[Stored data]
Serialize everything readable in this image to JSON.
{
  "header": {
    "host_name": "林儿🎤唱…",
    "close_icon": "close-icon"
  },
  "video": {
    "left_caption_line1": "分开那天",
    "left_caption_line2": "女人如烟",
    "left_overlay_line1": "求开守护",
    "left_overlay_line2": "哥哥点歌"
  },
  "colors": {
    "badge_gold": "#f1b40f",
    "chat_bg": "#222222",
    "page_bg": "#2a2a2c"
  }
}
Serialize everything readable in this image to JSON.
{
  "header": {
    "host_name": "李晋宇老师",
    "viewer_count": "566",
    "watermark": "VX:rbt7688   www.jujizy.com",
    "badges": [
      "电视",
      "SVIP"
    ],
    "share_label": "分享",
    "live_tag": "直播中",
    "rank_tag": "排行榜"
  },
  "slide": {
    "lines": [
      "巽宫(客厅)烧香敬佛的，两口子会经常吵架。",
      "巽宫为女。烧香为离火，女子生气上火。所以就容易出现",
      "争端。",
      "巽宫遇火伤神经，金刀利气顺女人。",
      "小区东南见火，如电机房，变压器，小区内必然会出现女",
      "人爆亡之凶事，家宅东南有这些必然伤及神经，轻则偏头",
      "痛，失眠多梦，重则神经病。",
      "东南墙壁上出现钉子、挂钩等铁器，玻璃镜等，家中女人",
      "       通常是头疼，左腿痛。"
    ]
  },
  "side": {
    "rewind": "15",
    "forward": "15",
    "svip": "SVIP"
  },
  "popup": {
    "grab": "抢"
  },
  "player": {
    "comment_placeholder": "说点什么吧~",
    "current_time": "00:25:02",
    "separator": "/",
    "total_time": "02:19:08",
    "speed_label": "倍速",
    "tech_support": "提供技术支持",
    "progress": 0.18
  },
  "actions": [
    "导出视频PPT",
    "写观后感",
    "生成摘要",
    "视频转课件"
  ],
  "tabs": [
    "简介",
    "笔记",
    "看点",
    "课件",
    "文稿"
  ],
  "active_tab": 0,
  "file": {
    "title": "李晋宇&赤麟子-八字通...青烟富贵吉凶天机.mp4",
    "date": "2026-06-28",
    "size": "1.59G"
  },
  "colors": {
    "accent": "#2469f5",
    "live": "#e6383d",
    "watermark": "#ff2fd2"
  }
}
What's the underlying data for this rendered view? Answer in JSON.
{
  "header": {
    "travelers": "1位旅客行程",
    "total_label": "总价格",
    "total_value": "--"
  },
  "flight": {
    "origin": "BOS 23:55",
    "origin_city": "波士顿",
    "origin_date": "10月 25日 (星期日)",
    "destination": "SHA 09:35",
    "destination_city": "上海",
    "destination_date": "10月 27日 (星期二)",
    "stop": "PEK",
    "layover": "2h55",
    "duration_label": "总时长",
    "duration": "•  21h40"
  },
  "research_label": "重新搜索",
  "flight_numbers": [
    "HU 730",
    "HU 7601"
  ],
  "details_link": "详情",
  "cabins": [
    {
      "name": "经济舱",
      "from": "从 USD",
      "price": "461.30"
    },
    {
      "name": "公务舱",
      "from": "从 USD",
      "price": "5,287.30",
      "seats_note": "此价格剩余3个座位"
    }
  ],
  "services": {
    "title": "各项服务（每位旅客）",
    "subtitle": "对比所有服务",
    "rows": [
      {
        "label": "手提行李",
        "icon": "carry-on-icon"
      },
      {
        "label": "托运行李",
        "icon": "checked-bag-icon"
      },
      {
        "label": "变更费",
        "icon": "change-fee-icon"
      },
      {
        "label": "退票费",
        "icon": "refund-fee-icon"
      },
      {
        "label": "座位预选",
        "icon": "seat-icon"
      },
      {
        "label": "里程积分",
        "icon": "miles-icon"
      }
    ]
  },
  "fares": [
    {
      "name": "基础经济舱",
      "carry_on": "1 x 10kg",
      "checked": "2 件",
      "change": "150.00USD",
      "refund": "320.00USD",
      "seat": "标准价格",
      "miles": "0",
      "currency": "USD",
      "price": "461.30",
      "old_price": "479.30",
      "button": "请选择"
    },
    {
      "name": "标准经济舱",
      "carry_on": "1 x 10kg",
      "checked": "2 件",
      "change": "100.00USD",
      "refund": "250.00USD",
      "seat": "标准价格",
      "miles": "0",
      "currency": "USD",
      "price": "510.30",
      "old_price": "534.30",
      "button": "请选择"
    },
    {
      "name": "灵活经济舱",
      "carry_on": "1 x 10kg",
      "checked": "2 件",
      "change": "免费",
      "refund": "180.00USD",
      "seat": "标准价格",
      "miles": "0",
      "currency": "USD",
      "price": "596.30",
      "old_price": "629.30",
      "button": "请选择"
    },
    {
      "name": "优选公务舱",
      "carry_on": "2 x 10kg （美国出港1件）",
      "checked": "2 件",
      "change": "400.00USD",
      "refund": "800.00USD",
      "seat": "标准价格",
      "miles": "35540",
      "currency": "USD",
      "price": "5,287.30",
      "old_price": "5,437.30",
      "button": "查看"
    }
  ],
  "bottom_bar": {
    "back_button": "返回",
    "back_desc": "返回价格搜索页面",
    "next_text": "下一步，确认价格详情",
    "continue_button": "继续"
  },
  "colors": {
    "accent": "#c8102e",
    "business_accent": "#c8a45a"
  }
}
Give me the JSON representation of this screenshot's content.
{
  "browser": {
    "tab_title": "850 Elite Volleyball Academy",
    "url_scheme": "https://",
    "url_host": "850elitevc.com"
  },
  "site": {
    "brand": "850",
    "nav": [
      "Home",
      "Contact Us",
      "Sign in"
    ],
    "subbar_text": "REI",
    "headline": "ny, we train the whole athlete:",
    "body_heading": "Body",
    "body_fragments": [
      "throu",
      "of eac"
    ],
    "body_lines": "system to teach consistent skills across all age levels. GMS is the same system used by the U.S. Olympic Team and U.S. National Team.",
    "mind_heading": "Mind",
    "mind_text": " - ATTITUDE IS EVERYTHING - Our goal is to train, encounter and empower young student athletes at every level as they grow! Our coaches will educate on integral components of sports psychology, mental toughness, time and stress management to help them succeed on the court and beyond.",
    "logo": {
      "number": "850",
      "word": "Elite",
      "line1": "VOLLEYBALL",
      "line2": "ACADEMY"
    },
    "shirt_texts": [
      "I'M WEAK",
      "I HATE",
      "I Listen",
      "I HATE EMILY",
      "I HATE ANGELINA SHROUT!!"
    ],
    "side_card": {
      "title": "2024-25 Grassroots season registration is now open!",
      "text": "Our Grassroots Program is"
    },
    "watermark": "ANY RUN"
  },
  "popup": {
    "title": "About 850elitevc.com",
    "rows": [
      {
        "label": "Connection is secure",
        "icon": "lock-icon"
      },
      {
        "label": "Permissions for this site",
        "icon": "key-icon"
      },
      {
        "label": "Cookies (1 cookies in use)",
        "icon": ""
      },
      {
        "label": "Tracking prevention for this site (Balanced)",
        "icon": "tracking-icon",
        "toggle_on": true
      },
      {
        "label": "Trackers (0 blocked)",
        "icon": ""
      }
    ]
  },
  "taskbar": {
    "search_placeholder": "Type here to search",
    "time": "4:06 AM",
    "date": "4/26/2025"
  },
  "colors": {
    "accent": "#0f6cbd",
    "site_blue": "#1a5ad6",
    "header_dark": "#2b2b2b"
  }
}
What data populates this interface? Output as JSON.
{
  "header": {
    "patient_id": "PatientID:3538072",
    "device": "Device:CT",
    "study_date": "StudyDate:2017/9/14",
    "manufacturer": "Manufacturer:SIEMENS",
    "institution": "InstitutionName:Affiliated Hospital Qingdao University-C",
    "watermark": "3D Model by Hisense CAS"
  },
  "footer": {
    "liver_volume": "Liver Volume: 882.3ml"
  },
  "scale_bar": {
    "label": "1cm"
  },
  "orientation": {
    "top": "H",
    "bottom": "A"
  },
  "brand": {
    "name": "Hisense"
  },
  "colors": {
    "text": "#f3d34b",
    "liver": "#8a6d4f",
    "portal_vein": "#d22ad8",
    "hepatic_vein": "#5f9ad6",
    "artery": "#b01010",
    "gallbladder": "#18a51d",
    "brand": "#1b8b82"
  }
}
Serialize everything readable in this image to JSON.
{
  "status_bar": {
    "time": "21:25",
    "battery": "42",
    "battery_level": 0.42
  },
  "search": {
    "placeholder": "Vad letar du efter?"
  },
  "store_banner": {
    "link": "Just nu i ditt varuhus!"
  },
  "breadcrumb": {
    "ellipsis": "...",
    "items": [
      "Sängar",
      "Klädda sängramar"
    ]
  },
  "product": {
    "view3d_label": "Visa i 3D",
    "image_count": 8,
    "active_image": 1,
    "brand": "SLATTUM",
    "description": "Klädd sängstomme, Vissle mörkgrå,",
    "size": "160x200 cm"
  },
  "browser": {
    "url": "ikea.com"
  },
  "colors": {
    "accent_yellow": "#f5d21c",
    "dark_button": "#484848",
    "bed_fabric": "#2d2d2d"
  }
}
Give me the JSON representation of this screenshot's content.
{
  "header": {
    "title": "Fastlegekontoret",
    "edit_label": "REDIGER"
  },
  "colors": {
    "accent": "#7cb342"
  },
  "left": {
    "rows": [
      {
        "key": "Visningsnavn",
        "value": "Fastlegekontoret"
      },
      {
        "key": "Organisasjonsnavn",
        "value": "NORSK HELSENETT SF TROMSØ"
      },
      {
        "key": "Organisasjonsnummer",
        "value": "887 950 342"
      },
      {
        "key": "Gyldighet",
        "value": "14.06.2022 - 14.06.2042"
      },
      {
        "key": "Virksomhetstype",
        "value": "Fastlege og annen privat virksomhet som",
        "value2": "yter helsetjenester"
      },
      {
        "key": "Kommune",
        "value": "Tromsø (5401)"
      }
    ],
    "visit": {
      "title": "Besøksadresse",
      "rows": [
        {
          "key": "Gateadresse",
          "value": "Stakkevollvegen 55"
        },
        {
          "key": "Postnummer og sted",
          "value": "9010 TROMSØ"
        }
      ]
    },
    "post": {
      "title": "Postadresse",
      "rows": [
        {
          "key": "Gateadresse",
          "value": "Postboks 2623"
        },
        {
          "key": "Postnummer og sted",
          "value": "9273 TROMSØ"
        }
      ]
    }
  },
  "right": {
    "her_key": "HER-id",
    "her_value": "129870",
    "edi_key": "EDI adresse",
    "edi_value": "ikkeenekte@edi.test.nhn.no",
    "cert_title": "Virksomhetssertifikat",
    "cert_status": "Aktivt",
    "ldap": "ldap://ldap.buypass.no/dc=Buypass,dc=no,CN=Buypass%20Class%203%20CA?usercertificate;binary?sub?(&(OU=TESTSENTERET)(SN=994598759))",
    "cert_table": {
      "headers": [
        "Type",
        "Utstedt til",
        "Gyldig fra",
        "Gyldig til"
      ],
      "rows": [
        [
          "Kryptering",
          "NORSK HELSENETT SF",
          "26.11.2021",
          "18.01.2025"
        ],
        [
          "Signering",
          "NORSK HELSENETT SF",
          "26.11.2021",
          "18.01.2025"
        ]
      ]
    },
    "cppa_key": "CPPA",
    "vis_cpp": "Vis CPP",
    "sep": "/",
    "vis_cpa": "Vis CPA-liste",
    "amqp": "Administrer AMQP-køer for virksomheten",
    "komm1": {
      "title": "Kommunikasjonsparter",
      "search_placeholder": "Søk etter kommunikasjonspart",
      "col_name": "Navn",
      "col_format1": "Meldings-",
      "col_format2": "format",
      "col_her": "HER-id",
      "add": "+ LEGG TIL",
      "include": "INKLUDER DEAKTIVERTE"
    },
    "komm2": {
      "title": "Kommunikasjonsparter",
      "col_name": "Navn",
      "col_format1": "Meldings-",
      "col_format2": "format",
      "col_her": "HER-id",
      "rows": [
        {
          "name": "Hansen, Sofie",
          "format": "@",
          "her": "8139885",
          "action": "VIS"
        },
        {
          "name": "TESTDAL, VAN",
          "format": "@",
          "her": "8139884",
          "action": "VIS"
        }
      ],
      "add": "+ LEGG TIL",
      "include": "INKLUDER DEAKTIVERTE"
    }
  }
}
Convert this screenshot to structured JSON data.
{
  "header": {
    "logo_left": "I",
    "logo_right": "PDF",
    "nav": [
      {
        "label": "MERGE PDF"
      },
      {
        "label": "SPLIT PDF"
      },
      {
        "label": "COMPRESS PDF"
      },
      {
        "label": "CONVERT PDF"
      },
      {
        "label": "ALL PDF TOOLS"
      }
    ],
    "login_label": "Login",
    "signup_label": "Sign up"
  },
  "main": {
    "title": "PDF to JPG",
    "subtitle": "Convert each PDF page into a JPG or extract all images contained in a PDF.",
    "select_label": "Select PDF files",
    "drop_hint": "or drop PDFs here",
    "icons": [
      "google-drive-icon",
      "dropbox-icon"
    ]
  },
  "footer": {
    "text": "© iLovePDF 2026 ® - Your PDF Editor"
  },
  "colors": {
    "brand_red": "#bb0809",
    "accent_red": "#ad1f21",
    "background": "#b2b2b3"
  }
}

* _WHAT THE EXERCISE ASKS_
Respond with the number of lines containing "here" and no additional words.

* _SOLUTION TO THIS PROBLEM_
2